**Aim of the task**. Across the listing below, count the lines that mention the string "triangle". Reply with the figure only.

══════════════════════════════

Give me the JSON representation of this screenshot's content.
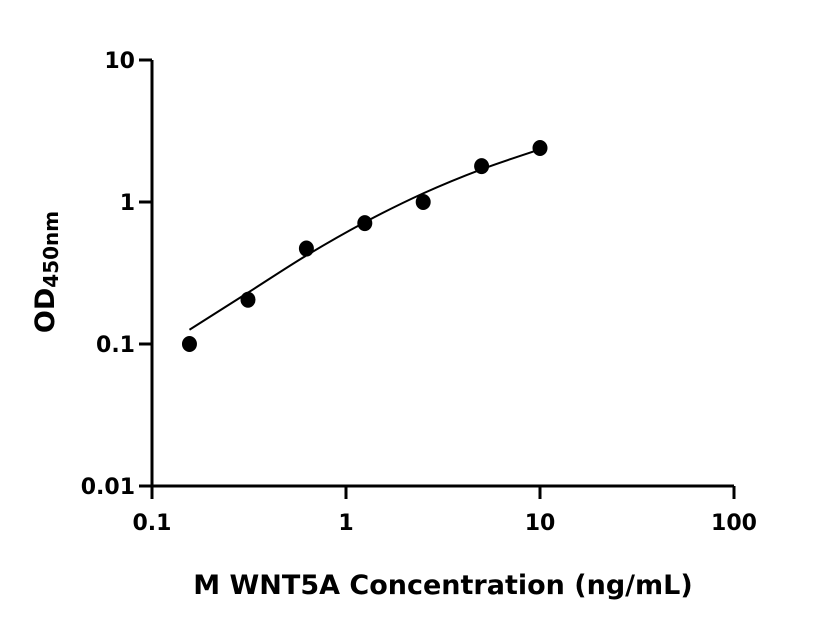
{
  "chart_data": {
    "type": "scatter",
    "title": "",
    "xlabel": "M WNT5A Concentration (ng/mL)",
    "ylabel_main": "OD",
    "ylabel_sub": "450nm",
    "x_scale": "log",
    "y_scale": "log",
    "xlim": [
      0.1,
      100
    ],
    "ylim": [
      0.01,
      10
    ],
    "x_ticks": [
      0.1,
      1,
      10,
      100
    ],
    "x_tick_labels": [
      "0.1",
      "1",
      "10",
      "100"
    ],
    "y_ticks": [
      0.01,
      0.1,
      1,
      10
    ],
    "y_tick_labels": [
      "0.01",
      "0.1",
      "1",
      "10"
    ],
    "grid": false,
    "legend": "none",
    "color": "#000000",
    "points": {
      "x": [
        0.156,
        0.3125,
        0.625,
        1.25,
        2.5,
        5,
        10
      ],
      "y": [
        0.1,
        0.205,
        0.47,
        0.71,
        1.0,
        1.79,
        2.4
      ]
    },
    "fit_curve": {
      "x": [
        0.156,
        0.3125,
        0.625,
        1.25,
        2.5,
        5,
        10
      ],
      "y": [
        0.126,
        0.23,
        0.42,
        0.72,
        1.15,
        1.7,
        2.35
      ]
    }
  }
}
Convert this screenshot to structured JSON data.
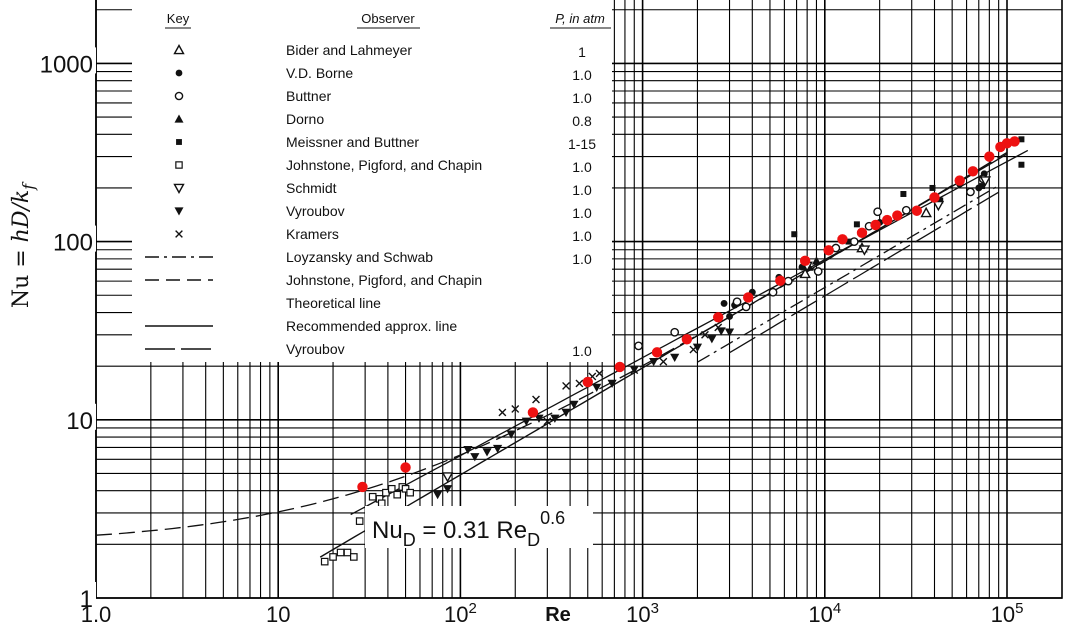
{
  "chart_data": {
    "type": "scatter",
    "x_scale": "log",
    "y_scale": "log",
    "xlim": [
      1,
      150000
    ],
    "ylim": [
      1,
      3200
    ],
    "grid": true,
    "x_ticks": [
      {
        "value": 1,
        "label": "1.0"
      },
      {
        "value": 10,
        "label": "10"
      },
      {
        "value": 100,
        "label": "10",
        "exp": "2"
      },
      {
        "value": 1000,
        "label": "10",
        "exp": "3"
      },
      {
        "value": 10000,
        "label": "10",
        "exp": "4"
      },
      {
        "value": 100000,
        "label": "10",
        "exp": "5"
      }
    ],
    "y_ticks": [
      {
        "value": 1,
        "label": "1"
      },
      {
        "value": 10,
        "label": "10"
      },
      {
        "value": 100,
        "label": "100"
      },
      {
        "value": 1000,
        "label": "1000"
      }
    ],
    "xlabel": "Re",
    "ylabel": {
      "base": "Nu = ",
      "expr": "hD/k",
      "sub": "f"
    },
    "legend": {
      "placement": "top-left",
      "headers": {
        "key": "Key",
        "observer": "Observer",
        "pressure": "P, in atm"
      },
      "entries": [
        {
          "marker": "triangle-open",
          "observer": "Bider and Lahmeyer",
          "pressure": "1"
        },
        {
          "marker": "circle-filled",
          "observer": "V.D. Borne",
          "pressure": "1.0"
        },
        {
          "marker": "circle-open",
          "observer": "Buttner",
          "pressure": "1.0"
        },
        {
          "marker": "triangle-filled",
          "observer": "Dorno",
          "pressure": "0.8"
        },
        {
          "marker": "square-filled",
          "observer": "Meissner and Buttner",
          "pressure": "1-15"
        },
        {
          "marker": "square-open",
          "observer": "Johnstone, Pigford, and Chapin",
          "pressure": "1.0"
        },
        {
          "marker": "triangle-down-open",
          "observer": "Schmidt",
          "pressure": "1.0"
        },
        {
          "marker": "triangle-down-filled",
          "observer": "Vyroubov",
          "pressure": "1.0"
        },
        {
          "marker": "x",
          "observer": "Kramers",
          "pressure": "1.0"
        },
        {
          "marker": "line-dashdot",
          "observer": "Loyzansky and Schwab",
          "pressure": "1.0"
        },
        {
          "marker": "line-dashed",
          "observer": "Johnstone, Pigford, and Chapin",
          "pressure": ""
        },
        {
          "marker": "none",
          "observer": "Theoretical line",
          "pressure": ""
        },
        {
          "marker": "line-solid",
          "observer": "Recommended approx. line",
          "pressure": ""
        },
        {
          "marker": "line-longdash",
          "observer": "Vyroubov",
          "pressure": "1.0"
        }
      ]
    },
    "annotation": {
      "text": "Nu",
      "sub": "D",
      "mid": " = 0.31 Re",
      "sub2": "D",
      "sup": "0.6"
    },
    "series": [
      {
        "name": "Bider and Lahmeyer",
        "marker": "triangle-open",
        "color": "#111111",
        "points": [
          [
            7800,
            66
          ],
          [
            36000,
            145
          ],
          [
            16000,
            92
          ]
        ]
      },
      {
        "name": "V.D. Borne",
        "marker": "circle-filled",
        "color": "#111111",
        "points": [
          [
            2800,
            45
          ],
          [
            3200,
            44
          ],
          [
            4000,
            52
          ],
          [
            5600,
            63
          ],
          [
            7500,
            72
          ],
          [
            75000,
            240
          ],
          [
            70000,
            200
          ],
          [
            55000,
            210
          ],
          [
            20000,
            128
          ],
          [
            3000,
            38
          ]
        ]
      },
      {
        "name": "Buttner",
        "marker": "circle-open",
        "color": "#111111",
        "points": [
          [
            950,
            26
          ],
          [
            1500,
            31
          ],
          [
            3300,
            46
          ],
          [
            3700,
            43
          ],
          [
            5200,
            52
          ],
          [
            6300,
            60
          ],
          [
            9200,
            68
          ],
          [
            11500,
            92
          ],
          [
            14500,
            100
          ],
          [
            17500,
            122
          ],
          [
            19500,
            147
          ],
          [
            28000,
            150
          ],
          [
            63000,
            190
          ],
          [
            74000,
            225
          ]
        ]
      },
      {
        "name": "Dorno",
        "marker": "triangle-filled",
        "color": "#111111",
        "points": [
          [
            8200,
            72
          ],
          [
            9000,
            78
          ]
        ]
      },
      {
        "name": "Meissner and Buttner",
        "marker": "square-filled",
        "color": "#111111",
        "points": [
          [
            6800,
            110
          ],
          [
            13500,
            100
          ],
          [
            15000,
            125
          ],
          [
            27000,
            185
          ],
          [
            39000,
            200
          ],
          [
            43000,
            170
          ],
          [
            73000,
            205
          ],
          [
            120000,
            375
          ],
          [
            120000,
            270
          ]
        ]
      },
      {
        "name": "Johnstone, Pigford, and Chapin",
        "marker": "square-open",
        "color": "#111111",
        "points": [
          [
            18,
            1.6
          ],
          [
            20,
            1.7
          ],
          [
            22,
            1.8
          ],
          [
            24,
            1.8
          ],
          [
            26,
            1.7
          ],
          [
            28,
            2.7
          ],
          [
            33,
            3.7
          ],
          [
            36,
            3.6
          ],
          [
            39,
            3.9
          ],
          [
            42,
            4.1
          ],
          [
            45,
            3.8
          ],
          [
            48,
            4.2
          ],
          [
            50,
            4.1
          ],
          [
            53,
            3.9
          ],
          [
            37,
            3.4
          ]
        ]
      },
      {
        "name": "Schmidt",
        "marker": "triangle-down-open",
        "color": "#111111",
        "points": [
          [
            85,
            4.8
          ],
          [
            8000,
            73
          ],
          [
            16500,
            90
          ],
          [
            42000,
            160
          ],
          [
            76000,
            220
          ]
        ]
      },
      {
        "name": "Vyroubov",
        "marker": "triangle-down-filled",
        "color": "#111111",
        "points": [
          [
            75,
            3.8
          ],
          [
            85,
            4.1
          ],
          [
            110,
            6.8
          ],
          [
            120,
            6.2
          ],
          [
            140,
            6.6
          ],
          [
            160,
            6.9
          ],
          [
            190,
            8.3
          ],
          [
            230,
            9.8
          ],
          [
            270,
            10.2
          ],
          [
            330,
            10.2
          ],
          [
            380,
            11.0
          ],
          [
            420,
            12.2
          ],
          [
            560,
            15.2
          ],
          [
            680,
            16.0
          ],
          [
            900,
            19.2
          ],
          [
            1150,
            21.2
          ],
          [
            1500,
            22.4
          ],
          [
            2000,
            25.5
          ],
          [
            2400,
            28.5
          ],
          [
            2700,
            31.5
          ],
          [
            3000,
            31.0
          ]
        ]
      },
      {
        "name": "Kramers",
        "marker": "x",
        "color": "#111111",
        "points": [
          [
            170,
            11.0
          ],
          [
            200,
            11.5
          ],
          [
            260,
            13.0
          ],
          [
            300,
            9.8
          ],
          [
            380,
            15.5
          ],
          [
            450,
            16.0
          ],
          [
            530,
            17.5
          ],
          [
            580,
            18.2
          ],
          [
            900,
            19.0
          ],
          [
            1300,
            21.2
          ],
          [
            1900,
            24.8
          ],
          [
            2200,
            30.0
          ],
          [
            2600,
            33.0
          ]
        ]
      },
      {
        "name": "",
        "marker": "circle-red",
        "color": "#ee1111",
        "points": [
          [
            29,
            4.2
          ],
          [
            50,
            5.4
          ],
          [
            250,
            11.0
          ],
          [
            500,
            16.3
          ],
          [
            750,
            19.8
          ],
          [
            1200,
            23.9
          ],
          [
            1750,
            28.3
          ],
          [
            2600,
            37.6
          ],
          [
            3800,
            48.6
          ],
          [
            5700,
            60.3
          ],
          [
            7800,
            78.0
          ],
          [
            10500,
            89.3
          ],
          [
            12500,
            103
          ],
          [
            16000,
            112
          ],
          [
            19000,
            124
          ],
          [
            22000,
            132
          ],
          [
            25000,
            140
          ],
          [
            32000,
            149
          ],
          [
            40000,
            177
          ],
          [
            55000,
            220
          ],
          [
            65000,
            248
          ],
          [
            80000,
            300
          ],
          [
            92000,
            340
          ],
          [
            100000,
            356
          ],
          [
            110000,
            365
          ]
        ]
      }
    ]
  }
}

══════════════════════════════

**Solution**. 8